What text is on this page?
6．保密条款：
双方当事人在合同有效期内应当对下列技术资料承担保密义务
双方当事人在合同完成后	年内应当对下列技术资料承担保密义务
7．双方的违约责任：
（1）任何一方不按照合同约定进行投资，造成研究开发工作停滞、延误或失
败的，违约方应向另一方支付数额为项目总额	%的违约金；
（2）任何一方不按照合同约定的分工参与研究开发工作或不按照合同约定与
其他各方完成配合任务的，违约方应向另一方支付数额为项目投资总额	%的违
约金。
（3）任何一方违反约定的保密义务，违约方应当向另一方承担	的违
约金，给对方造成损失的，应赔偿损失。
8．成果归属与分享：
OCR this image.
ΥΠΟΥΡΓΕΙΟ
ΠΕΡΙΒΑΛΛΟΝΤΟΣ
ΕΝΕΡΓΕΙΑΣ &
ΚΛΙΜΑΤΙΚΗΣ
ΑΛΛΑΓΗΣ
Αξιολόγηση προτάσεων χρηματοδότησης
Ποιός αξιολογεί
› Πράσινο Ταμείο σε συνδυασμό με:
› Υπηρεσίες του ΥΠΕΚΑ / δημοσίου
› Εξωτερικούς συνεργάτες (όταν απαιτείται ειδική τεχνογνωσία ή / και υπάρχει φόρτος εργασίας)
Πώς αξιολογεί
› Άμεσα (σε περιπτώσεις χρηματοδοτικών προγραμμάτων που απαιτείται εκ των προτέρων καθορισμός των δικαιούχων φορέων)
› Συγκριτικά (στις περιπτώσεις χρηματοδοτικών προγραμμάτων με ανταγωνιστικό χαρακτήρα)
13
════════
* YOUR GOAL *
Exactly as they are written, print the entries again.

* RESPONSE BELOW *
What text is on this page?
6．保密条款：
双方当事人在合同有效期内应当对下列技术资料承担保密义务
双方当事人在合同完成后	年内应当对下列技术资料承担保密义务
7．双方的违约责任：
（1）任何一方不按照合同约定进行投资，造成研究开发工作停滞、延误或失
败的，违约方应向另一方支付数额为项目总额	%的违约金；
（2）任何一方不按照合同约定的分工参与研究开发工作或不按照合同约定与
其他各方完成配合任务的，违约方应向另一方支付数额为项目投资总额	%的违
约金。
（3）任何一方违反约定的保密义务，违约方应当向另一方承担	的违
约金，给对方造成损失的，应赔偿损失。
8．成果归属与分享：
OCR this image.
ΥΠΟΥΡΓΕΙΟ
ΠΕΡΙΒΑΛΛΟΝΤΟΣ
ΕΝΕΡΓΕΙΑΣ &
ΚΛΙΜΑΤΙΚΗΣ
ΑΛΛΑΓΗΣ
Αξιολόγηση προτάσεων χρηματοδότησης
Ποιός αξιολογεί
› Πράσινο Ταμείο σε συνδυασμό με:
› Υπηρεσίες του ΥΠΕΚΑ / δημοσίου
› Εξωτερικούς συνεργάτες (όταν απαιτείται ειδική τεχνογνωσία ή / και υπάρχει φόρτος εργασίας)
Πώς αξιολογεί
› Άμεσα (σε περιπτώσεις χρηματοδοτικών προγραμμάτων που απαιτείται εκ των προτέρων καθορισμός των δικαιούχων φορέων)
› Συγκριτικά (στις περιπτώσεις χρηματοδοτικών προγραμμάτων με ανταγωνιστικό χαρακτήρα)
13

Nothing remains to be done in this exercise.